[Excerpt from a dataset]
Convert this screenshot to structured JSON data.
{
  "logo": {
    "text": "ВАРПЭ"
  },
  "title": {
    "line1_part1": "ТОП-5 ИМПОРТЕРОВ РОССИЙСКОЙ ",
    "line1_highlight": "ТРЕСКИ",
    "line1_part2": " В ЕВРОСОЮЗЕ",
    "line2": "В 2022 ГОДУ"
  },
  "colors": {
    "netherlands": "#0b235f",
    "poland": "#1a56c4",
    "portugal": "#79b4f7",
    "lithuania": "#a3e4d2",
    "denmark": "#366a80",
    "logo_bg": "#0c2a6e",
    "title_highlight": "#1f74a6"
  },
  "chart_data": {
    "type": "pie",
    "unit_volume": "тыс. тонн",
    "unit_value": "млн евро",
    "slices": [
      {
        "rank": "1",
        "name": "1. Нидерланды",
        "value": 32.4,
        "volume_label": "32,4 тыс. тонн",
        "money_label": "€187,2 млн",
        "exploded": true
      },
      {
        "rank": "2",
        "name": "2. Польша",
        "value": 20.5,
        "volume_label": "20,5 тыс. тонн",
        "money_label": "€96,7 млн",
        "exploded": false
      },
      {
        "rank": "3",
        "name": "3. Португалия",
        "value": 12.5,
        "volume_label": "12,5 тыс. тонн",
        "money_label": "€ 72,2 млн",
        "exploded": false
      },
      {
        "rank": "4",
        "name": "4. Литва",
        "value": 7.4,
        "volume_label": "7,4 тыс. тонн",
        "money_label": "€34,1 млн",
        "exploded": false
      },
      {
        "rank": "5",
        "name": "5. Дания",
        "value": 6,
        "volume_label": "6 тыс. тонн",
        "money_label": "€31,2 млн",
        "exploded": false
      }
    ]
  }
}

» WHAT TO PRODUCE: Recopy all the lines exactly as they appear.

» ANSWER TO THE EXERCISE:
Convert this screenshot to structured JSON data.
{
  "logo": {
    "text": "ВАРПЭ"
  },
  "title": {
    "line1_part1": "ТОП-5 ИМПОРТЕРОВ РОССИЙСКОЙ ",
    "line1_highlight": "ТРЕСКИ",
    "line1_part2": " В ЕВРОСОЮЗЕ",
    "line2": "В 2022 ГОДУ"
  },
  "colors": {
    "netherlands": "#0b235f",
    "poland": "#1a56c4",
    "portugal": "#79b4f7",
    "lithuania": "#a3e4d2",
    "denmark": "#366a80",
    "logo_bg": "#0c2a6e",
    "title_highlight": "#1f74a6"
  },
  "chart_data": {
    "type": "pie",
    "unit_volume": "тыс. тонн",
    "unit_value": "млн евро",
    "slices": [
      {
        "rank": "1",
        "name": "1. Нидерланды",
        "value": 32.4,
        "volume_label": "32,4 тыс. тонн",
        "money_label": "€187,2 млн",
        "exploded": true
      },
      {
        "rank": "2",
        "name": "2. Польша",
        "value": 20.5,
        "volume_label": "20,5 тыс. тонн",
        "money_label": "€96,7 млн",
        "exploded": false
      },
      {
        "rank": "3",
        "name": "3. Португалия",
        "value": 12.5,
        "volume_label": "12,5 тыс. тонн",
        "money_label": "€ 72,2 млн",
        "exploded": false
      },
      {
        "rank": "4",
        "name": "4. Литва",
        "value": 7.4,
        "volume_label": "7,4 тыс. тонн",
        "money_label": "€34,1 млн",
        "exploded": false
      },
      {
        "rank": "5",
        "name": "5. Дания",
        "value": 6,
        "volume_label": "6 тыс. тонн",
        "money_label": "€31,2 млн",
        "exploded": false
      }
    ]
  }
}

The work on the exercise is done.